## What you have to do
Extract the records below word for word and ignore the images.

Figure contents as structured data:
============================================================

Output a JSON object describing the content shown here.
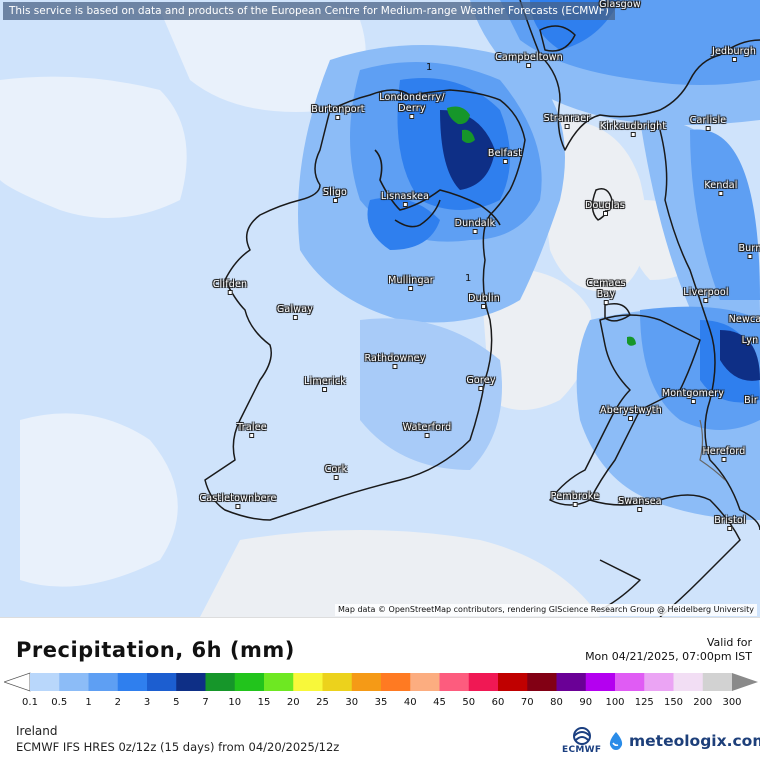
{
  "map": {
    "attribution_top": "This service is based on data and products of the European Centre for Medium-range Weather Forecasts (ECMWF)",
    "attribution_bottom": "Map data © OpenStreetMap contributors, rendering GIScience Research Group @ Heidelberg University",
    "contour_labels": [
      "1",
      "1"
    ],
    "cities": [
      {
        "name": "Glasgow",
        "id": "glasgow"
      },
      {
        "name": "Campbeltown",
        "id": "campbeltown"
      },
      {
        "name": "Jedburgh",
        "id": "jedburgh"
      },
      {
        "name": "Londonderry/",
        "id": "londonderry"
      },
      {
        "name": "Derry",
        "id": "derry"
      },
      {
        "name": "Burtonport",
        "id": "burtonport"
      },
      {
        "name": "Stranraer",
        "id": "stranraer"
      },
      {
        "name": "Kirkcudbright",
        "id": "kirkcudbright"
      },
      {
        "name": "Carlisle",
        "id": "carlisle"
      },
      {
        "name": "Belfast",
        "id": "belfast"
      },
      {
        "name": "Sligo",
        "id": "sligo"
      },
      {
        "name": "Lisnaskea",
        "id": "lisnaskea"
      },
      {
        "name": "Kendal",
        "id": "kendal"
      },
      {
        "name": "Douglas",
        "id": "douglas"
      },
      {
        "name": "Dundalk",
        "id": "dundalk"
      },
      {
        "name": "Burn",
        "id": "burn"
      },
      {
        "name": "Mullingar",
        "id": "mullingar"
      },
      {
        "name": "Clifden",
        "id": "clifden"
      },
      {
        "name": "Cemaes",
        "id": "cemaes"
      },
      {
        "name": "Bay",
        "id": "bay"
      },
      {
        "name": "Dublin",
        "id": "dublin"
      },
      {
        "name": "Liverpool",
        "id": "liverpool"
      },
      {
        "name": "Galway",
        "id": "galway"
      },
      {
        "name": "Newca",
        "id": "newcastle"
      },
      {
        "name": "Lyn",
        "id": "lyn"
      },
      {
        "name": "Rathdowney",
        "id": "rathdowney"
      },
      {
        "name": "Limerick",
        "id": "limerick"
      },
      {
        "name": "Gorey",
        "id": "gorey"
      },
      {
        "name": "Montgomery",
        "id": "montgomery"
      },
      {
        "name": "Bir",
        "id": "bir"
      },
      {
        "name": "Aberystwyth",
        "id": "aberystwyth"
      },
      {
        "name": "Tralee",
        "id": "tralee"
      },
      {
        "name": "Waterford",
        "id": "waterford"
      },
      {
        "name": "Hereford",
        "id": "hereford"
      },
      {
        "name": "Cork",
        "id": "cork"
      },
      {
        "name": "Castletownbere",
        "id": "castletownbere"
      },
      {
        "name": "Pembroke",
        "id": "pembroke"
      },
      {
        "name": "Swansea",
        "id": "swansea"
      },
      {
        "name": "Bristol",
        "id": "bristol"
      }
    ]
  },
  "legend": {
    "title": "Precipitation, 6h (mm)",
    "valid_label": "Valid for",
    "valid_time": "Mon 04/21/2025, 07:00pm IST",
    "ticks": [
      "0.1",
      "0.5",
      "1",
      "2",
      "3",
      "5",
      "7",
      "10",
      "15",
      "20",
      "25",
      "30",
      "35",
      "40",
      "45",
      "50",
      "60",
      "70",
      "80",
      "90",
      "100",
      "125",
      "150",
      "200",
      "300"
    ],
    "colors": [
      "#b9d7fb",
      "#8cbcf7",
      "#5e9ff3",
      "#2f7fee",
      "#1c5ed0",
      "#0e2f86",
      "#16962a",
      "#22c41c",
      "#6ee822",
      "#f8f83a",
      "#ecd21c",
      "#f59a16",
      "#ff7a22",
      "#fcad80",
      "#fd5c7e",
      "#f01854",
      "#c00000",
      "#820014",
      "#6a0096",
      "#b400f0",
      "#e05cf4",
      "#eba4f4",
      "#f2def4",
      "#d2d2d2"
    ],
    "region": "Ireland",
    "model": "ECMWF IFS HRES 0z/12z (15 days) from  04/20/2025/12z",
    "logo_ecmwf": "ECMWF",
    "logo_meteologix": "meteologix.com"
  }
}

============================================================

## Result of this exercise
Output a JSON object describing the content shown here.
{
  "map": {
    "attribution_top": "This service is based on data and products of the European Centre for Medium-range Weather Forecasts (ECMWF)",
    "attribution_bottom": "Map data © OpenStreetMap contributors, rendering GIScience Research Group @ Heidelberg University",
    "contour_labels": [
      "1",
      "1"
    ],
    "cities": [
      {
        "name": "Glasgow",
        "id": "glasgow"
      },
      {
        "name": "Campbeltown",
        "id": "campbeltown"
      },
      {
        "name": "Jedburgh",
        "id": "jedburgh"
      },
      {
        "name": "Londonderry/",
        "id": "londonderry"
      },
      {
        "name": "Derry",
        "id": "derry"
      },
      {
        "name": "Burtonport",
        "id": "burtonport"
      },
      {
        "name": "Stranraer",
        "id": "stranraer"
      },
      {
        "name": "Kirkcudbright",
        "id": "kirkcudbright"
      },
      {
        "name": "Carlisle",
        "id": "carlisle"
      },
      {
        "name": "Belfast",
        "id": "belfast"
      },
      {
        "name": "Sligo",
        "id": "sligo"
      },
      {
        "name": "Lisnaskea",
        "id": "lisnaskea"
      },
      {
        "name": "Kendal",
        "id": "kendal"
      },
      {
        "name": "Douglas",
        "id": "douglas"
      },
      {
        "name": "Dundalk",
        "id": "dundalk"
      },
      {
        "name": "Burn",
        "id": "burn"
      },
      {
        "name": "Mullingar",
        "id": "mullingar"
      },
      {
        "name": "Clifden",
        "id": "clifden"
      },
      {
        "name": "Cemaes",
        "id": "cemaes"
      },
      {
        "name": "Bay",
        "id": "bay"
      },
      {
        "name": "Dublin",
        "id": "dublin"
      },
      {
        "name": "Liverpool",
        "id": "liverpool"
      },
      {
        "name": "Galway",
        "id": "galway"
      },
      {
        "name": "Newca",
        "id": "newcastle"
      },
      {
        "name": "Lyn",
        "id": "lyn"
      },
      {
        "name": "Rathdowney",
        "id": "rathdowney"
      },
      {
        "name": "Limerick",
        "id": "limerick"
      },
      {
        "name": "Gorey",
        "id": "gorey"
      },
      {
        "name": "Montgomery",
        "id": "montgomery"
      },
      {
        "name": "Bir",
        "id": "bir"
      },
      {
        "name": "Aberystwyth",
        "id": "aberystwyth"
      },
      {
        "name": "Tralee",
        "id": "tralee"
      },
      {
        "name": "Waterford",
        "id": "waterford"
      },
      {
        "name": "Hereford",
        "id": "hereford"
      },
      {
        "name": "Cork",
        "id": "cork"
      },
      {
        "name": "Castletownbere",
        "id": "castletownbere"
      },
      {
        "name": "Pembroke",
        "id": "pembroke"
      },
      {
        "name": "Swansea",
        "id": "swansea"
      },
      {
        "name": "Bristol",
        "id": "bristol"
      }
    ]
  },
  "legend": {
    "title": "Precipitation, 6h (mm)",
    "valid_label": "Valid for",
    "valid_time": "Mon 04/21/2025, 07:00pm IST",
    "ticks": [
      "0.1",
      "0.5",
      "1",
      "2",
      "3",
      "5",
      "7",
      "10",
      "15",
      "20",
      "25",
      "30",
      "35",
      "40",
      "45",
      "50",
      "60",
      "70",
      "80",
      "90",
      "100",
      "125",
      "150",
      "200",
      "300"
    ],
    "colors": [
      "#b9d7fb",
      "#8cbcf7",
      "#5e9ff3",
      "#2f7fee",
      "#1c5ed0",
      "#0e2f86",
      "#16962a",
      "#22c41c",
      "#6ee822",
      "#f8f83a",
      "#ecd21c",
      "#f59a16",
      "#ff7a22",
      "#fcad80",
      "#fd5c7e",
      "#f01854",
      "#c00000",
      "#820014",
      "#6a0096",
      "#b400f0",
      "#e05cf4",
      "#eba4f4",
      "#f2def4",
      "#d2d2d2"
    ],
    "region": "Ireland",
    "model": "ECMWF IFS HRES 0z/12z (15 days) from  04/20/2025/12z",
    "logo_ecmwf": "ECMWF",
    "logo_meteologix": "meteologix.com"
  }
}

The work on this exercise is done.